> CHALLENGE
Output all lines exactly.

> RECORD SET
----

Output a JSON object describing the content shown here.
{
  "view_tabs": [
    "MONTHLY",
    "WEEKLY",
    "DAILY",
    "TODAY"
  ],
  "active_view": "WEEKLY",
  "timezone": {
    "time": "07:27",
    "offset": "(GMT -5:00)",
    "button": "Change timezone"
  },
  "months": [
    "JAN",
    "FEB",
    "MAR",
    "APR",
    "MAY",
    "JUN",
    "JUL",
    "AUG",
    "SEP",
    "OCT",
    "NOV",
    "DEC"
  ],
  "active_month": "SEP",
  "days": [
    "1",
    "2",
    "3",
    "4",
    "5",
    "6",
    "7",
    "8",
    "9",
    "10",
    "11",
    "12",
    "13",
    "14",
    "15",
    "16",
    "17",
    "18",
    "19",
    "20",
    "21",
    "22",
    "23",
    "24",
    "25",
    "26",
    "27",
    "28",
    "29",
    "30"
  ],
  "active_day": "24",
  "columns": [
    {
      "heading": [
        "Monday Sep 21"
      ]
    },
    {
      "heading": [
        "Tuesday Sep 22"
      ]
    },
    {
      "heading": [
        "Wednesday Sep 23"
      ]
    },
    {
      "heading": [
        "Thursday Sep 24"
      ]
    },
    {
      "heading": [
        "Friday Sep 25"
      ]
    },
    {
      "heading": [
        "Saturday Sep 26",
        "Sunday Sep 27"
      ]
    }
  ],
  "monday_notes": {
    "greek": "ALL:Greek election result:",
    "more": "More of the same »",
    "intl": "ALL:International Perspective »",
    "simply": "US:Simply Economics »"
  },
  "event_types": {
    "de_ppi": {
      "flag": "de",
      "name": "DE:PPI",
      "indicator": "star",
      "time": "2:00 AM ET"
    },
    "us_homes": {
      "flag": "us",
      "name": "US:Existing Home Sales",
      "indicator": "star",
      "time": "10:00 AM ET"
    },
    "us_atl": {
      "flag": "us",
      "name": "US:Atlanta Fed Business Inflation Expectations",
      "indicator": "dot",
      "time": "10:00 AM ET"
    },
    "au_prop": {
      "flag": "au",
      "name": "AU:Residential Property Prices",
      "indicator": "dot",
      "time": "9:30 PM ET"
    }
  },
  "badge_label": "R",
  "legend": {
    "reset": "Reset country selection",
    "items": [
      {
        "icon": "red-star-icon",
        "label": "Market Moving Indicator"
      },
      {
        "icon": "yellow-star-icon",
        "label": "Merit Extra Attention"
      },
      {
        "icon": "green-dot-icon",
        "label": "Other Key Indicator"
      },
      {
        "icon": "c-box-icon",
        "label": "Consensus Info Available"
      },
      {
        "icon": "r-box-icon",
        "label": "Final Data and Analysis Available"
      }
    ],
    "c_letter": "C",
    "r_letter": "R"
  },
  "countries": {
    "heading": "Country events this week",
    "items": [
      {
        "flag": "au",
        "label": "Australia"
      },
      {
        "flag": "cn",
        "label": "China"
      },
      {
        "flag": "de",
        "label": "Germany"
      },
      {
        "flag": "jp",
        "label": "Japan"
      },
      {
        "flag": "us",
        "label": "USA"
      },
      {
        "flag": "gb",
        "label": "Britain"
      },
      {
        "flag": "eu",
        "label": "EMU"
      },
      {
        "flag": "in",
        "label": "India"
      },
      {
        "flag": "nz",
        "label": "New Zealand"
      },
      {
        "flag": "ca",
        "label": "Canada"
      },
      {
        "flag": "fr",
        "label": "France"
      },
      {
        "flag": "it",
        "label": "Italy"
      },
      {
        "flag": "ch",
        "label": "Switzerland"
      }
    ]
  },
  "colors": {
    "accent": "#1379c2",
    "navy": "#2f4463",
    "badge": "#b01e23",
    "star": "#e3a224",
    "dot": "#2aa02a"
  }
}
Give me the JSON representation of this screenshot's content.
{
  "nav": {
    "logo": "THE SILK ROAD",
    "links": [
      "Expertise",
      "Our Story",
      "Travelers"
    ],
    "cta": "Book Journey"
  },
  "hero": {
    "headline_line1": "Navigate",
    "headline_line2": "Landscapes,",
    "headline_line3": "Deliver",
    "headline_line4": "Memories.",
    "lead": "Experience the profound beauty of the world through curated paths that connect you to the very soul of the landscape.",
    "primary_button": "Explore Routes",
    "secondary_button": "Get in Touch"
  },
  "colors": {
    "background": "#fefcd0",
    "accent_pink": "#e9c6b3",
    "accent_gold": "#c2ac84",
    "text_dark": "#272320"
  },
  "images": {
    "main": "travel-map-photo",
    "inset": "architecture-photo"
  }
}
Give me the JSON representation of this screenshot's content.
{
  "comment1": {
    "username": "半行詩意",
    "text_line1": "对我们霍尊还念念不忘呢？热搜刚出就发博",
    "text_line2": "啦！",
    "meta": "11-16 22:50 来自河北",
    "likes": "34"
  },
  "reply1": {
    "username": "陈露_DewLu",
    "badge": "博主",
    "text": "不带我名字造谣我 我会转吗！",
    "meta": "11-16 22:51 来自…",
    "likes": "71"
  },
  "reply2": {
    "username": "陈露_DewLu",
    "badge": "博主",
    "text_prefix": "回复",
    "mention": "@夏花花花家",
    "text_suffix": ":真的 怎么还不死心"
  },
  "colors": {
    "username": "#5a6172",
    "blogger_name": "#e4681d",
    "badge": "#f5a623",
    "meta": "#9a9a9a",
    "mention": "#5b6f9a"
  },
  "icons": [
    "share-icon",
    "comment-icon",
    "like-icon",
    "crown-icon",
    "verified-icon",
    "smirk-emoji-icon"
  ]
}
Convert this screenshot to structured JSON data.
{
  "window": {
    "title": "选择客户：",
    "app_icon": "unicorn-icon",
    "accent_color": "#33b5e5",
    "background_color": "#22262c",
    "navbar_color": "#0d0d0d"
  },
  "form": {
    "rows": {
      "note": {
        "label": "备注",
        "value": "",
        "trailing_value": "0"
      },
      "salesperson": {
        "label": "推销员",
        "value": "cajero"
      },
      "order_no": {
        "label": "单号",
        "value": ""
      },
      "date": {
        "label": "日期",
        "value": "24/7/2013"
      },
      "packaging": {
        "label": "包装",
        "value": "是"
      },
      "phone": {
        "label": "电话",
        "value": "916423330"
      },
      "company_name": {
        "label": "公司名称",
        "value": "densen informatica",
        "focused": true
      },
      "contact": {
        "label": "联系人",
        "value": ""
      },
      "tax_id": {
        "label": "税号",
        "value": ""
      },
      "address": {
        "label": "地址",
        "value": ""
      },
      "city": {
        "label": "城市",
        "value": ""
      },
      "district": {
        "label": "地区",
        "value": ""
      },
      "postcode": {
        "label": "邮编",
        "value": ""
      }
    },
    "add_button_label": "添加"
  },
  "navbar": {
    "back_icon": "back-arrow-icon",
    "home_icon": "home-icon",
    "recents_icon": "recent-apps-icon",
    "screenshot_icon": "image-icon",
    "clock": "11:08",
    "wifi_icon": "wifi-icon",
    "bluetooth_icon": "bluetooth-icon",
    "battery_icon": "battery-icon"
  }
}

----

> THE REPLY
Output a JSON object describing the content shown here.
{
  "view_tabs": [
    "MONTHLY",
    "WEEKLY",
    "DAILY",
    "TODAY"
  ],
  "active_view": "WEEKLY",
  "timezone": {
    "time": "07:27",
    "offset": "(GMT -5:00)",
    "button": "Change timezone"
  },
  "months": [
    "JAN",
    "FEB",
    "MAR",
    "APR",
    "MAY",
    "JUN",
    "JUL",
    "AUG",
    "SEP",
    "OCT",
    "NOV",
    "DEC"
  ],
  "active_month": "SEP",
  "days": [
    "1",
    "2",
    "3",
    "4",
    "5",
    "6",
    "7",
    "8",
    "9",
    "10",
    "11",
    "12",
    "13",
    "14",
    "15",
    "16",
    "17",
    "18",
    "19",
    "20",
    "21",
    "22",
    "23",
    "24",
    "25",
    "26",
    "27",
    "28",
    "29",
    "30"
  ],
  "active_day": "24",
  "columns": [
    {
      "heading": [
        "Monday Sep 21"
      ]
    },
    {
      "heading": [
        "Tuesday Sep 22"
      ]
    },
    {
      "heading": [
        "Wednesday Sep 23"
      ]
    },
    {
      "heading": [
        "Thursday Sep 24"
      ]
    },
    {
      "heading": [
        "Friday Sep 25"
      ]
    },
    {
      "heading": [
        "Saturday Sep 26",
        "Sunday Sep 27"
      ]
    }
  ],
  "monday_notes": {
    "greek": "ALL:Greek election result:",
    "more": "More of the same »",
    "intl": "ALL:International Perspective »",
    "simply": "US:Simply Economics »"
  },
  "event_types": {
    "de_ppi": {
      "flag": "de",
      "name": "DE:PPI",
      "indicator": "star",
      "time": "2:00 AM ET"
    },
    "us_homes": {
      "flag": "us",
      "name": "US:Existing Home Sales",
      "indicator": "star",
      "time": "10:00 AM ET"
    },
    "us_atl": {
      "flag": "us",
      "name": "US:Atlanta Fed Business Inflation Expectations",
      "indicator": "dot",
      "time": "10:00 AM ET"
    },
    "au_prop": {
      "flag": "au",
      "name": "AU:Residential Property Prices",
      "indicator": "dot",
      "time": "9:30 PM ET"
    }
  },
  "badge_label": "R",
  "legend": {
    "reset": "Reset country selection",
    "items": [
      {
        "icon": "red-star-icon",
        "label": "Market Moving Indicator"
      },
      {
        "icon": "yellow-star-icon",
        "label": "Merit Extra Attention"
      },
      {
        "icon": "green-dot-icon",
        "label": "Other Key Indicator"
      },
      {
        "icon": "c-box-icon",
        "label": "Consensus Info Available"
      },
      {
        "icon": "r-box-icon",
        "label": "Final Data and Analysis Available"
      }
    ],
    "c_letter": "C",
    "r_letter": "R"
  },
  "countries": {
    "heading": "Country events this week",
    "items": [
      {
        "flag": "au",
        "label": "Australia"
      },
      {
        "flag": "cn",
        "label": "China"
      },
      {
        "flag": "de",
        "label": "Germany"
      },
      {
        "flag": "jp",
        "label": "Japan"
      },
      {
        "flag": "us",
        "label": "USA"
      },
      {
        "flag": "gb",
        "label": "Britain"
      },
      {
        "flag": "eu",
        "label": "EMU"
      },
      {
        "flag": "in",
        "label": "India"
      },
      {
        "flag": "nz",
        "label": "New Zealand"
      },
      {
        "flag": "ca",
        "label": "Canada"
      },
      {
        "flag": "fr",
        "label": "France"
      },
      {
        "flag": "it",
        "label": "Italy"
      },
      {
        "flag": "ch",
        "label": "Switzerland"
      }
    ]
  },
  "colors": {
    "accent": "#1379c2",
    "navy": "#2f4463",
    "badge": "#b01e23",
    "star": "#e3a224",
    "dot": "#2aa02a"
  }
}
Give me the JSON representation of this screenshot's content.
{
  "nav": {
    "logo": "THE SILK ROAD",
    "links": [
      "Expertise",
      "Our Story",
      "Travelers"
    ],
    "cta": "Book Journey"
  },
  "hero": {
    "headline_line1": "Navigate",
    "headline_line2": "Landscapes,",
    "headline_line3": "Deliver",
    "headline_line4": "Memories.",
    "lead": "Experience the profound beauty of the world through curated paths that connect you to the very soul of the landscape.",
    "primary_button": "Explore Routes",
    "secondary_button": "Get in Touch"
  },
  "colors": {
    "background": "#fefcd0",
    "accent_pink": "#e9c6b3",
    "accent_gold": "#c2ac84",
    "text_dark": "#272320"
  },
  "images": {
    "main": "travel-map-photo",
    "inset": "architecture-photo"
  }
}
Give me the JSON representation of this screenshot's content.
{
  "comment1": {
    "username": "半行詩意",
    "text_line1": "对我们霍尊还念念不忘呢？热搜刚出就发博",
    "text_line2": "啦！",
    "meta": "11-16 22:50 来自河北",
    "likes": "34"
  },
  "reply1": {
    "username": "陈露_DewLu",
    "badge": "博主",
    "text": "不带我名字造谣我 我会转吗！",
    "meta": "11-16 22:51 来自…",
    "likes": "71"
  },
  "reply2": {
    "username": "陈露_DewLu",
    "badge": "博主",
    "text_prefix": "回复",
    "mention": "@夏花花花家",
    "text_suffix": ":真的 怎么还不死心"
  },
  "colors": {
    "username": "#5a6172",
    "blogger_name": "#e4681d",
    "badge": "#f5a623",
    "meta": "#9a9a9a",
    "mention": "#5b6f9a"
  },
  "icons": [
    "share-icon",
    "comment-icon",
    "like-icon",
    "crown-icon",
    "verified-icon",
    "smirk-emoji-icon"
  ]
}
Convert this screenshot to structured JSON data.
{
  "window": {
    "title": "选择客户：",
    "app_icon": "unicorn-icon",
    "accent_color": "#33b5e5",
    "background_color": "#22262c",
    "navbar_color": "#0d0d0d"
  },
  "form": {
    "rows": {
      "note": {
        "label": "备注",
        "value": "",
        "trailing_value": "0"
      },
      "salesperson": {
        "label": "推销员",
        "value": "cajero"
      },
      "order_no": {
        "label": "单号",
        "value": ""
      },
      "date": {
        "label": "日期",
        "value": "24/7/2013"
      },
      "packaging": {
        "label": "包装",
        "value": "是"
      },
      "phone": {
        "label": "电话",
        "value": "916423330"
      },
      "company_name": {
        "label": "公司名称",
        "value": "densen informatica",
        "focused": true
      },
      "contact": {
        "label": "联系人",
        "value": ""
      },
      "tax_id": {
        "label": "税号",
        "value": ""
      },
      "address": {
        "label": "地址",
        "value": ""
      },
      "city": {
        "label": "城市",
        "value": ""
      },
      "district": {
        "label": "地区",
        "value": ""
      },
      "postcode": {
        "label": "邮编",
        "value": ""
      }
    },
    "add_button_label": "添加"
  },
  "navbar": {
    "back_icon": "back-arrow-icon",
    "home_icon": "home-icon",
    "recents_icon": "recent-apps-icon",
    "screenshot_icon": "image-icon",
    "clock": "11:08",
    "wifi_icon": "wifi-icon",
    "bluetooth_icon": "bluetooth-icon",
    "battery_icon": "battery-icon"
  }
}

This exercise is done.